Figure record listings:
++++++

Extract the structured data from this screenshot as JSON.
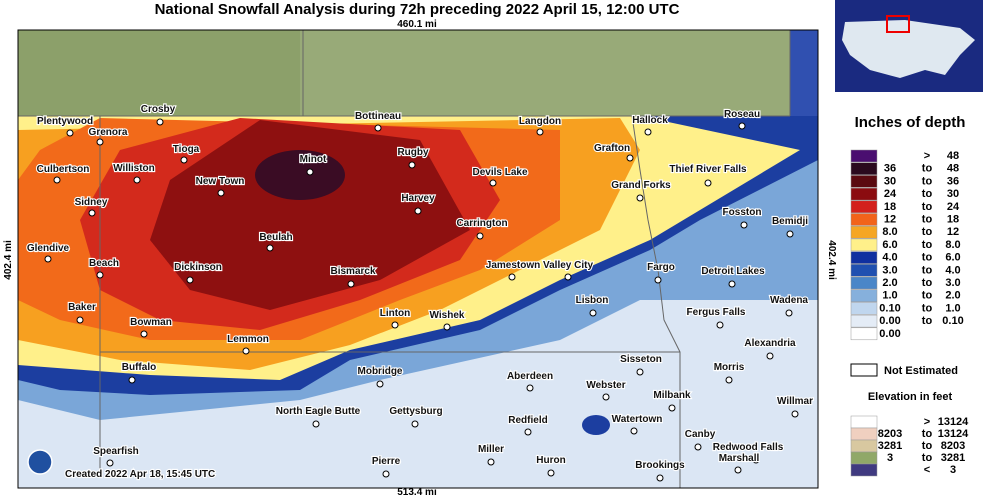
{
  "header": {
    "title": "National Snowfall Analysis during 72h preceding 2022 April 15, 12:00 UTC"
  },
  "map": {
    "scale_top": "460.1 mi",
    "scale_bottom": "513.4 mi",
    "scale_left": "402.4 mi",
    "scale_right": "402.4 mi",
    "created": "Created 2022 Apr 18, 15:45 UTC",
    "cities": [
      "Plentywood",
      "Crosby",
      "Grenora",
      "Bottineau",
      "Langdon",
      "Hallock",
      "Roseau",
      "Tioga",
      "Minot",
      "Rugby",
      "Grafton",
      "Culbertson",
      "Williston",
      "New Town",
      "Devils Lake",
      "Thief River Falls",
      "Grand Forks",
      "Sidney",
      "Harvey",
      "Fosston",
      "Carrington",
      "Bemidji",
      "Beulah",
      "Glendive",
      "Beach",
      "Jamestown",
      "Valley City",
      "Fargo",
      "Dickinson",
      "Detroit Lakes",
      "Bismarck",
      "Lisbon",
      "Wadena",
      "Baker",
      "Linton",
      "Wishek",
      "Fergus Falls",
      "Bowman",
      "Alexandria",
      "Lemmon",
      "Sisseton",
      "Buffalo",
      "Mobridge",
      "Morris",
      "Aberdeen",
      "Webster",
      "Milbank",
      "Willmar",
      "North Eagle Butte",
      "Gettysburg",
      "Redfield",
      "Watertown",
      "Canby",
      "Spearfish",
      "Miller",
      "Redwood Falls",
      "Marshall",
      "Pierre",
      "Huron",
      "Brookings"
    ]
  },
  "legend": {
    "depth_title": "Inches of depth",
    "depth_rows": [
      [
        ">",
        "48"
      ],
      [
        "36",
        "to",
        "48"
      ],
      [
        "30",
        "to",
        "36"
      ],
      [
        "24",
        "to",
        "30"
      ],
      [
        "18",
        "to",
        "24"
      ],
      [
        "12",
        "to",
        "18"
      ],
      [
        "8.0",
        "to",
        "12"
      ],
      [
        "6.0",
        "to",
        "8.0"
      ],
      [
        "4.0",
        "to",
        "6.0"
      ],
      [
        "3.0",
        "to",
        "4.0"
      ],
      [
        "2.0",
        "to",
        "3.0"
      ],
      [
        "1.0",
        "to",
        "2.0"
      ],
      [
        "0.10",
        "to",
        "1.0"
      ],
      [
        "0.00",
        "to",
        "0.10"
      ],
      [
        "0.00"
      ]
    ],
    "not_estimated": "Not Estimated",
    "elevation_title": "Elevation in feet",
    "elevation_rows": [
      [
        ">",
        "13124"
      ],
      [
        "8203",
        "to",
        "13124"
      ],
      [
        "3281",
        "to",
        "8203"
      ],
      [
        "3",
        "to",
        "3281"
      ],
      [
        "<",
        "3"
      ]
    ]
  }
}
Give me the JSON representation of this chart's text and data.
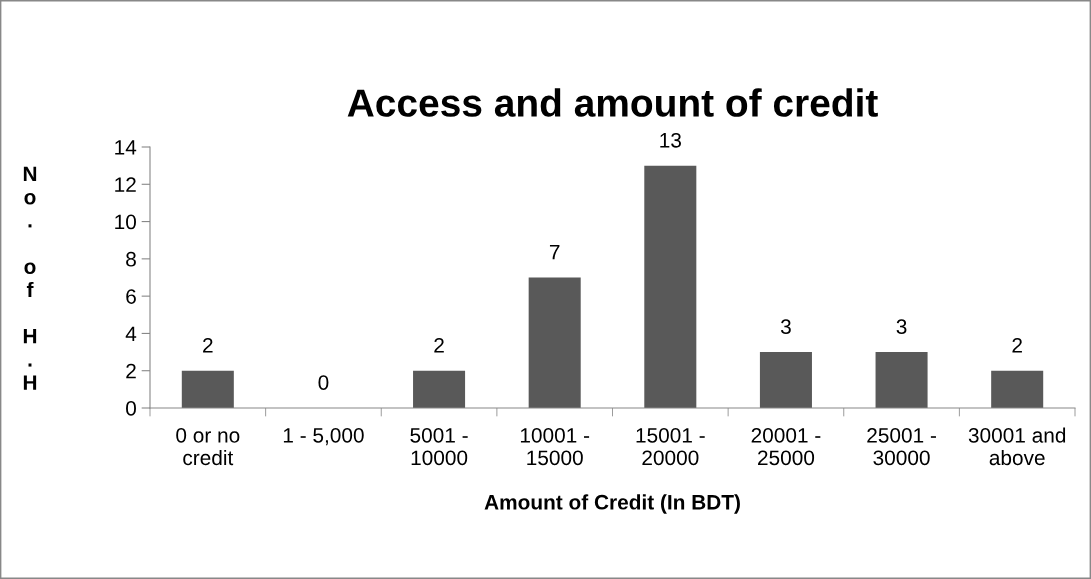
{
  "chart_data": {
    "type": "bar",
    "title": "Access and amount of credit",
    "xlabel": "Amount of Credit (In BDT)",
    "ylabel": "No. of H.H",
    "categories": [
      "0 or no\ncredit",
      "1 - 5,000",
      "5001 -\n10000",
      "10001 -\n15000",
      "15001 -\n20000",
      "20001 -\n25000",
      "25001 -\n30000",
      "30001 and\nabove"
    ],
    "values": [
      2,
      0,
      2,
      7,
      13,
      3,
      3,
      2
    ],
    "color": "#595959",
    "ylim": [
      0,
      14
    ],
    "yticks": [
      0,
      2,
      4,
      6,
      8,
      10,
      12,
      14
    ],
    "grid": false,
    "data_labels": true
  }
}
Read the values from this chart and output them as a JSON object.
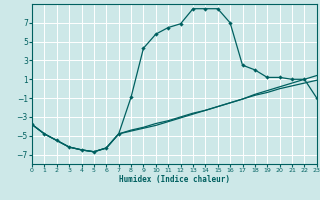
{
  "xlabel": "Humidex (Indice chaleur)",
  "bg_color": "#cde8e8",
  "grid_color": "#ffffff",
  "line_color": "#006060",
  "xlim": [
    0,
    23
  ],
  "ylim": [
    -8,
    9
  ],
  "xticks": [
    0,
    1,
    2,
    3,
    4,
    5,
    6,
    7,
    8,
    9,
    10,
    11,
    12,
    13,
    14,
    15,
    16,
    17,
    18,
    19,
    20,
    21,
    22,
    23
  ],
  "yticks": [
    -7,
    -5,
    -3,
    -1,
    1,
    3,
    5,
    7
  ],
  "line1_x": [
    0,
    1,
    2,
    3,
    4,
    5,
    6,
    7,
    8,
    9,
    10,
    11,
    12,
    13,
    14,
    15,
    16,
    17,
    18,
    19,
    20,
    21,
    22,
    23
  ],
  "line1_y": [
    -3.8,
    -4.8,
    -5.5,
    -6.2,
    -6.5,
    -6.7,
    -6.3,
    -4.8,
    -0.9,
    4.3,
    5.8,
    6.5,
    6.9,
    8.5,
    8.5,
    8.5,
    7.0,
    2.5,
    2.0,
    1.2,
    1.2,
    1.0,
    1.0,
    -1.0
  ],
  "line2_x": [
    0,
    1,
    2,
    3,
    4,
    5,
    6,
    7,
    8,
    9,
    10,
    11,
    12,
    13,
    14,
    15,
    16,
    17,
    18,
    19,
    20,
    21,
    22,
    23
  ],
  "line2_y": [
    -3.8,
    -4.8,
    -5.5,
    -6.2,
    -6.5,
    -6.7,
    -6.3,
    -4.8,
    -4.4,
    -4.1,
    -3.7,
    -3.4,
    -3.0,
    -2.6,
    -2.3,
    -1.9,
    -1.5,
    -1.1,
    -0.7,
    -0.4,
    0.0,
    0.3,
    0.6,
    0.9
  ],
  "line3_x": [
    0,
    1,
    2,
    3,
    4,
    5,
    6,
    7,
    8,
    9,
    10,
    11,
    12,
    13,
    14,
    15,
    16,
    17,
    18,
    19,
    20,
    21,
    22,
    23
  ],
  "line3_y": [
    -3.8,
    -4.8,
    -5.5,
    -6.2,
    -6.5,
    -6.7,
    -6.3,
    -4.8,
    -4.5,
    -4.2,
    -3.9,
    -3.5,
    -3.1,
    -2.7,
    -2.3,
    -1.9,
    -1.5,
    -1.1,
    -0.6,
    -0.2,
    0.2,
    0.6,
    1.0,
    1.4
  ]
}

++++++

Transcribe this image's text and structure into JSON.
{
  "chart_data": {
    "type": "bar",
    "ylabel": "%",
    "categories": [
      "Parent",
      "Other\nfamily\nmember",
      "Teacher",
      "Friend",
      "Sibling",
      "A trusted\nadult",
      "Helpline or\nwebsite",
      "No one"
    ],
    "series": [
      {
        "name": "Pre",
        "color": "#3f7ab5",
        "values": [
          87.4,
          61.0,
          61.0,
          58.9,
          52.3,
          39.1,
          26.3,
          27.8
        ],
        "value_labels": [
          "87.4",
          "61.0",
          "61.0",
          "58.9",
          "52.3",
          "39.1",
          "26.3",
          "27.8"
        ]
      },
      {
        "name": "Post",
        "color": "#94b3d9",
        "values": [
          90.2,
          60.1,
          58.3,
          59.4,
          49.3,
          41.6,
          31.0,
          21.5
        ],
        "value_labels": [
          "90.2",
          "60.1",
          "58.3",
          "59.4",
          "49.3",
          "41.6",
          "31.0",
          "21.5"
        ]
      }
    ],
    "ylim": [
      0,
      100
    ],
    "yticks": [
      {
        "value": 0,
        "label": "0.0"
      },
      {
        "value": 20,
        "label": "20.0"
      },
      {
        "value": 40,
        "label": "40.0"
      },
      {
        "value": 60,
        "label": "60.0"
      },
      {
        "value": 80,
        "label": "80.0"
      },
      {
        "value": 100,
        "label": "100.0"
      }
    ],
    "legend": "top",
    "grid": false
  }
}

++++++

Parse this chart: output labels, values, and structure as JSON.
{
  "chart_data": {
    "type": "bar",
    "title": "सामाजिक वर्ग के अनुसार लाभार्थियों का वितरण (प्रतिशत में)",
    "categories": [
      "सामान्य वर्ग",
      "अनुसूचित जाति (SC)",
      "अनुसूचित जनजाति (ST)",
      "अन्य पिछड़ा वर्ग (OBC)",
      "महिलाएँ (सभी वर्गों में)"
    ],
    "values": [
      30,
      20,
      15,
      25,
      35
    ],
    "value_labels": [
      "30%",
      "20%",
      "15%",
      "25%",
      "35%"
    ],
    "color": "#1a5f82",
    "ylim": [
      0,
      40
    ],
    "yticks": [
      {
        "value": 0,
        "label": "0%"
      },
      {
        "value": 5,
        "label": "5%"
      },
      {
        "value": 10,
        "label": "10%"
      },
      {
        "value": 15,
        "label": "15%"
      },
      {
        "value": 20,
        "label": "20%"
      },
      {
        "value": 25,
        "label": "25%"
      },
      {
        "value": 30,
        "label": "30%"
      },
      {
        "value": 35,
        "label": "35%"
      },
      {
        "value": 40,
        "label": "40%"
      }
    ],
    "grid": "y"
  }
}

++++++

Find all lines where the word "Falls" appears. Copy them.

      "Thief River Falls",
      "Fergus Falls",
      "Redwood Falls",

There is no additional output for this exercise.